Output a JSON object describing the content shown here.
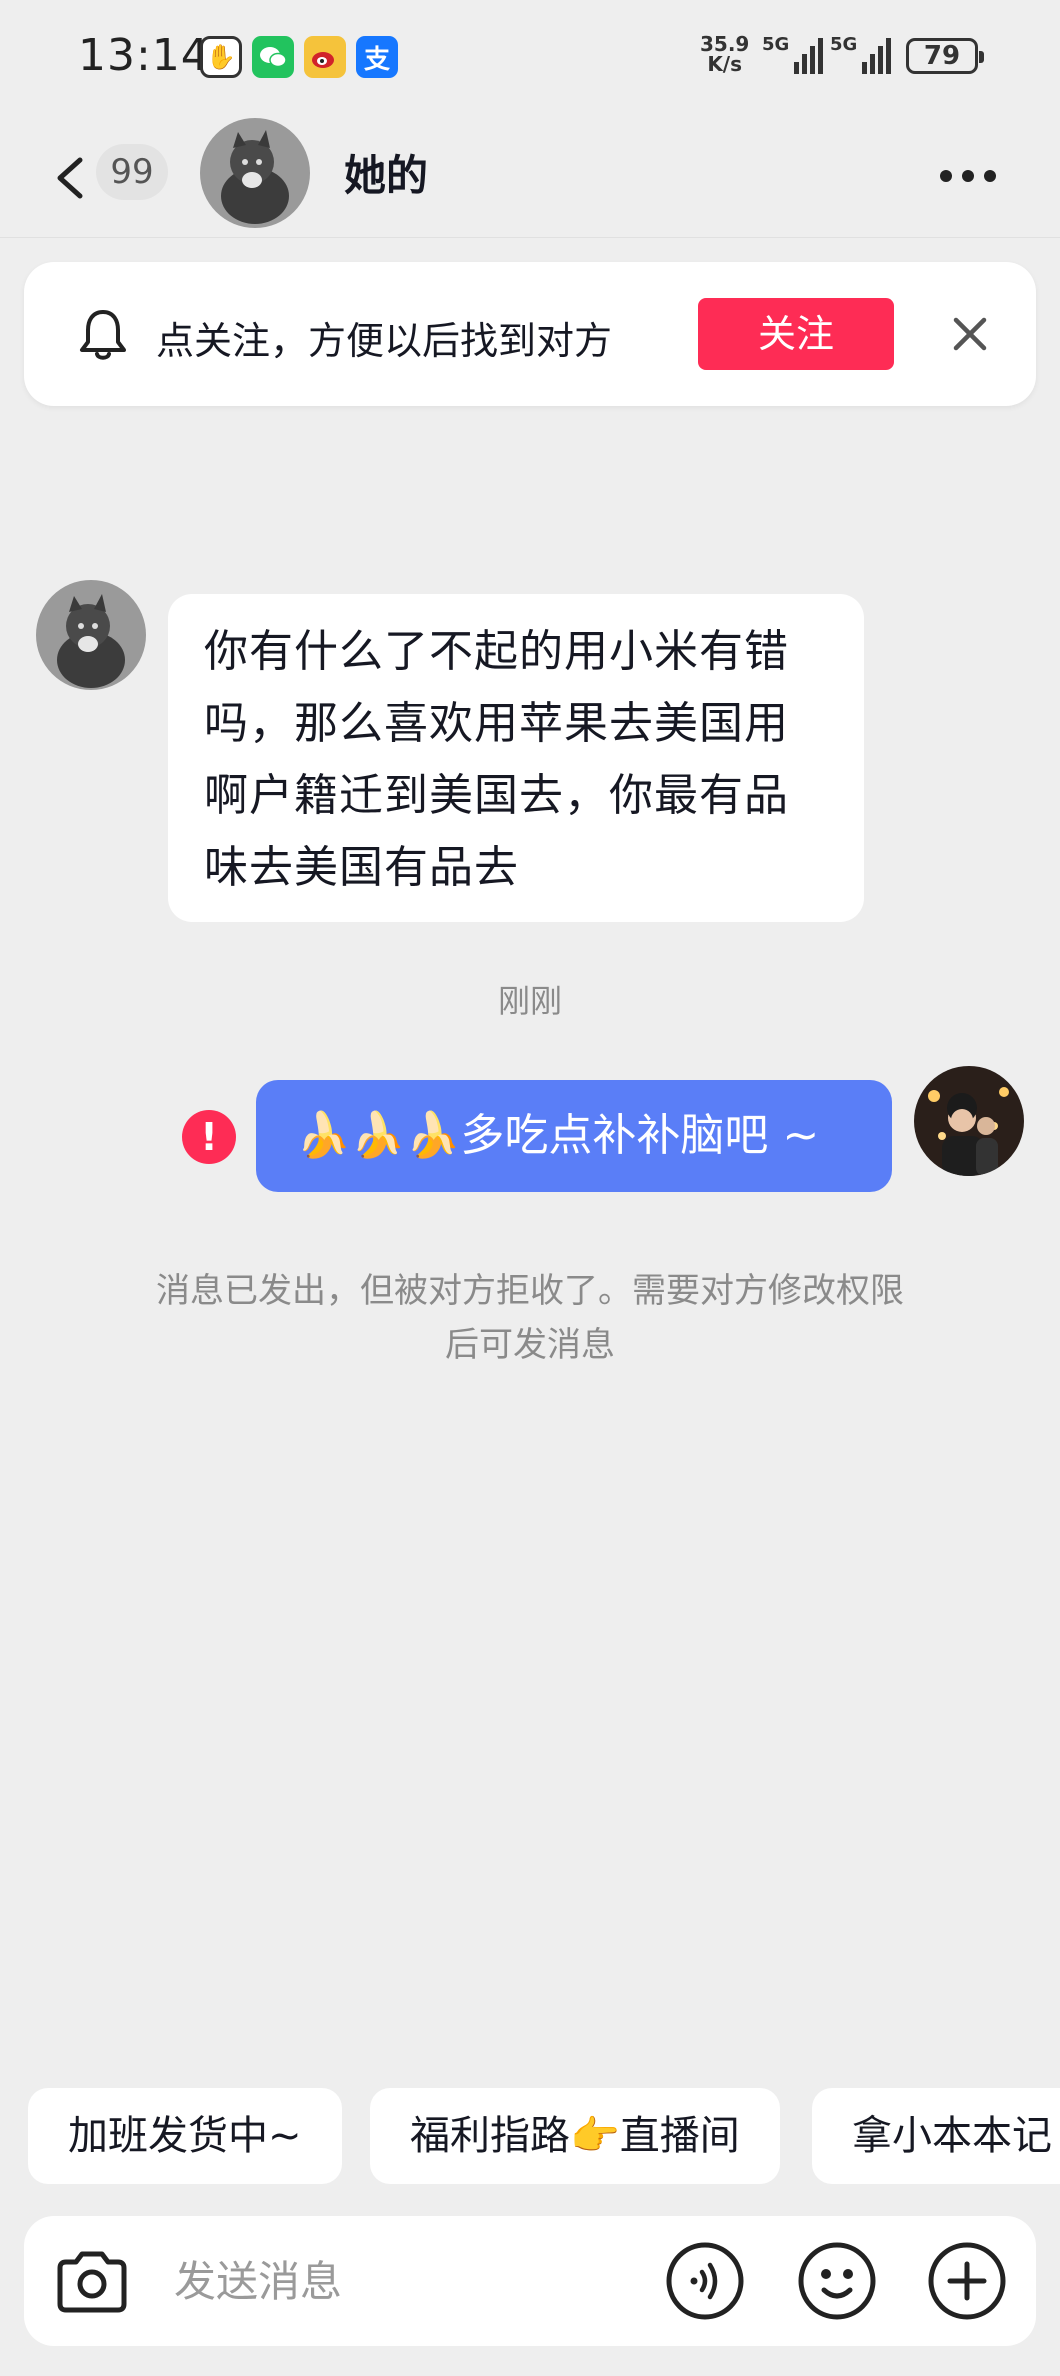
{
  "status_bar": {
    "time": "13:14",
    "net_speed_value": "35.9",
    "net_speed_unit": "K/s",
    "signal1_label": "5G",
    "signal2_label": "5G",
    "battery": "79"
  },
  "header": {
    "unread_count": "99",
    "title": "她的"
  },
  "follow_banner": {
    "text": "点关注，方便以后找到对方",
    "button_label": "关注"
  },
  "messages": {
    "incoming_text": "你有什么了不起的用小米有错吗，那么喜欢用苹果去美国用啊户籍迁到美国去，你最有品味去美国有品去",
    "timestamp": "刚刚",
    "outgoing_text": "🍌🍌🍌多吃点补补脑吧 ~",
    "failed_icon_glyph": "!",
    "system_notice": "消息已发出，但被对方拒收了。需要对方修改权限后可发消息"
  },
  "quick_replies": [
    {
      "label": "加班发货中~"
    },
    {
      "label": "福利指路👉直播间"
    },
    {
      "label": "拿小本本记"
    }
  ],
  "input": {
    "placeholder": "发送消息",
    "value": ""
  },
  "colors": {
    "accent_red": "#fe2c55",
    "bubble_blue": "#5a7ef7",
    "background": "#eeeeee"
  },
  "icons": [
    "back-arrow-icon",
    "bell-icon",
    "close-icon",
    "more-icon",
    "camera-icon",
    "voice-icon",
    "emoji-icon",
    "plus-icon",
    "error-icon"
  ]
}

☆ ☆ ☆ ☆ ☆ ☆ ☆

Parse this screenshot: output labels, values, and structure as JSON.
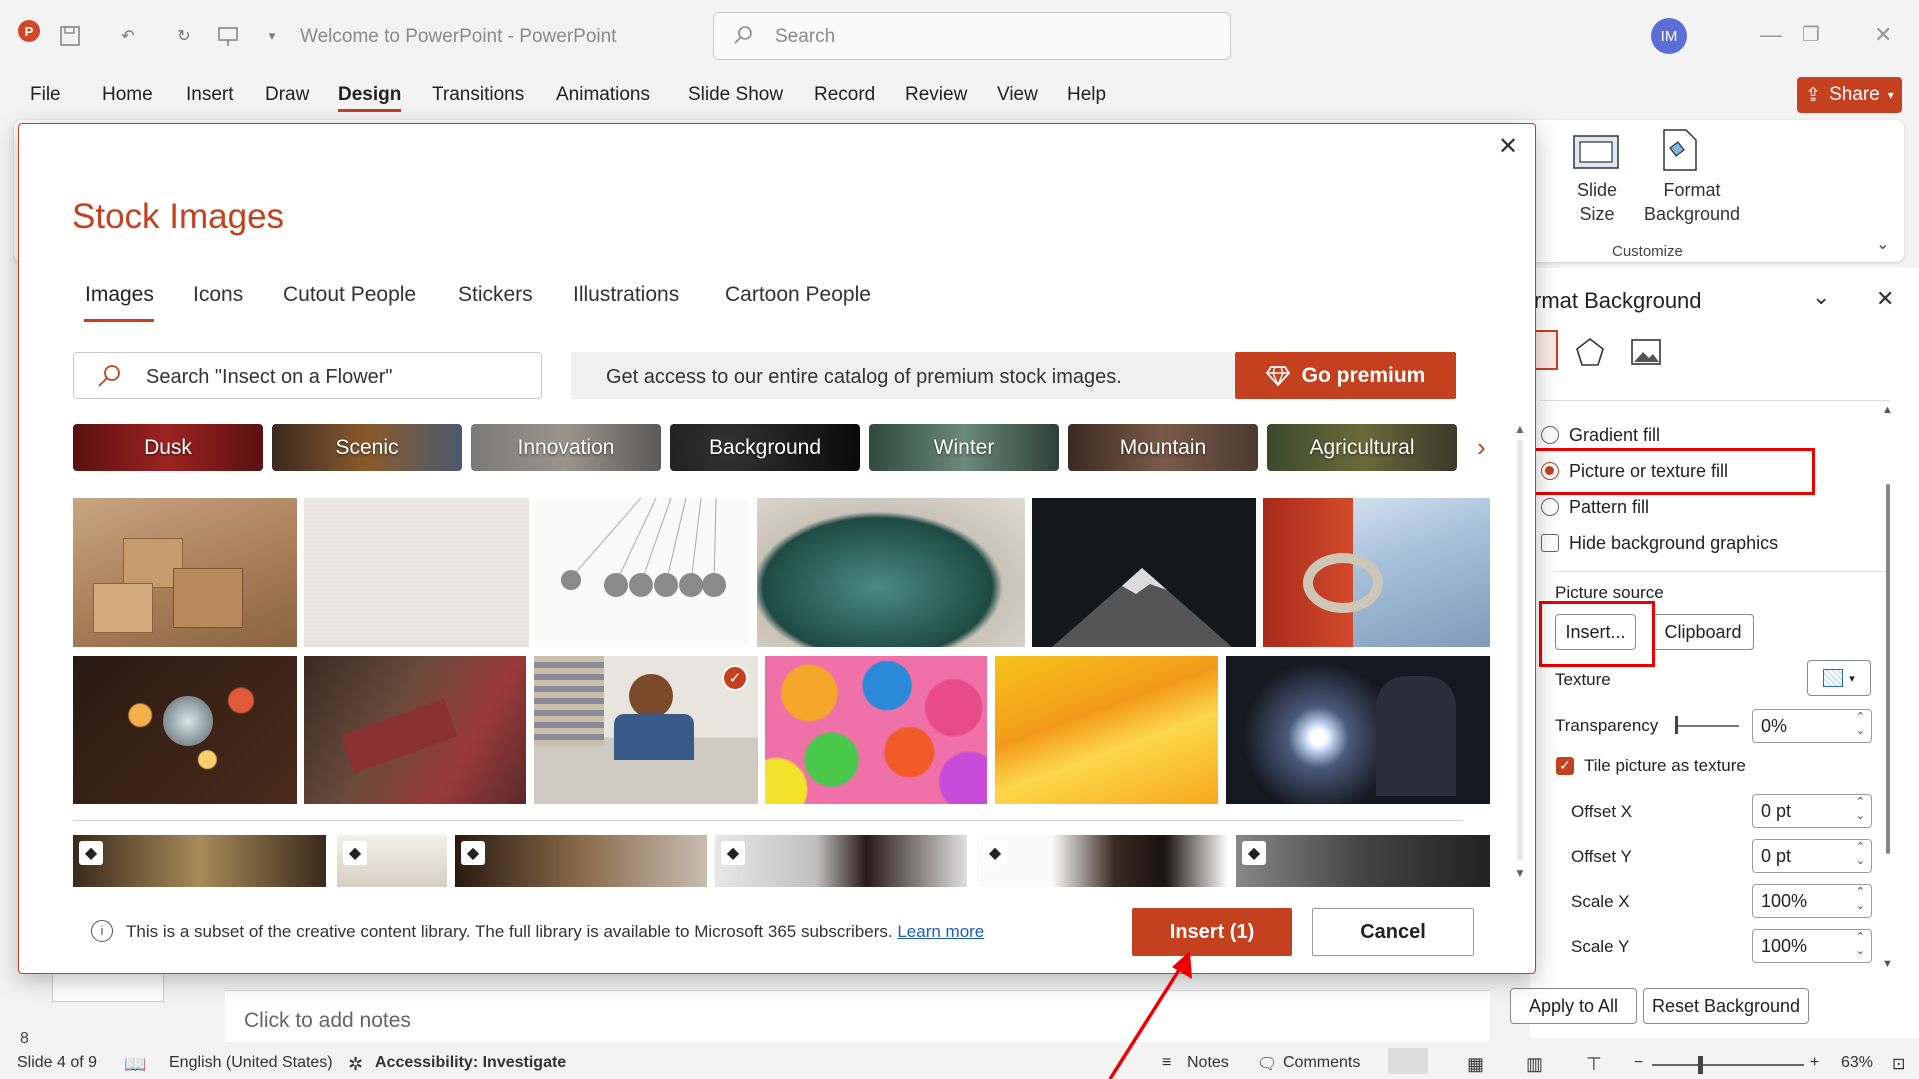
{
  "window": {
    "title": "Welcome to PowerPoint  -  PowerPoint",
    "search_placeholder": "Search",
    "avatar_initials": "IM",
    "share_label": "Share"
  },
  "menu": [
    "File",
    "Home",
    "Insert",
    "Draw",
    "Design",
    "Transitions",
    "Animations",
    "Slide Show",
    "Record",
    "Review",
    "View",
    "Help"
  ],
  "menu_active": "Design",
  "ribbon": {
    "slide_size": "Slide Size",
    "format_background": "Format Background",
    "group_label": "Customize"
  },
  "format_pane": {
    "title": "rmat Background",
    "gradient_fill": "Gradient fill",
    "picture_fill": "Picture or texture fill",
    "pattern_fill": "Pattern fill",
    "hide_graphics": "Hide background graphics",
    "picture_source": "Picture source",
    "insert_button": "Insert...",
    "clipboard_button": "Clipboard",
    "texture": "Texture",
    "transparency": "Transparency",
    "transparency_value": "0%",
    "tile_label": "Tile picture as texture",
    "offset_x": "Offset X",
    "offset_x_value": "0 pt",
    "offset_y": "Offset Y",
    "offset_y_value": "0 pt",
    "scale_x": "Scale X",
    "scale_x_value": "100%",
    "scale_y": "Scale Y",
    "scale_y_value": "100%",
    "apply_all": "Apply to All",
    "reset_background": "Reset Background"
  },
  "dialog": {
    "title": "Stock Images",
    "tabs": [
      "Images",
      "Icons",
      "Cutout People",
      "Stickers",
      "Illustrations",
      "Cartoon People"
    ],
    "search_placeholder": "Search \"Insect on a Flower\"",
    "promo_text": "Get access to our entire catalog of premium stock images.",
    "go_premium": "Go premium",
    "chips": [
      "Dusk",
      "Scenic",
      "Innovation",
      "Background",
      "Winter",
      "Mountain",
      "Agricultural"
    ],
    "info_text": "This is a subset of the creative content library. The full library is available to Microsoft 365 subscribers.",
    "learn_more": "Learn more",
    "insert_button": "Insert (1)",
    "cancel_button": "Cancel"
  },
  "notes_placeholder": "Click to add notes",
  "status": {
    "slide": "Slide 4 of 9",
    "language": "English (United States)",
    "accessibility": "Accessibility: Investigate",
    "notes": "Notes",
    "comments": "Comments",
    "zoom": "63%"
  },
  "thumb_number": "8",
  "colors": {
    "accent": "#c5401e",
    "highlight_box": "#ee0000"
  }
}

☆ ☆ ☆ ☆ ☆ ☆ ☆

Goal of the exercise = Collect every line from the records above that contains the word "title".

Problem solution =
    "title": "她的"
    "title": "Welcome to PowerPoint  -  PowerPoint",
    "title": "rmat Background",
    "title": "Stock Images",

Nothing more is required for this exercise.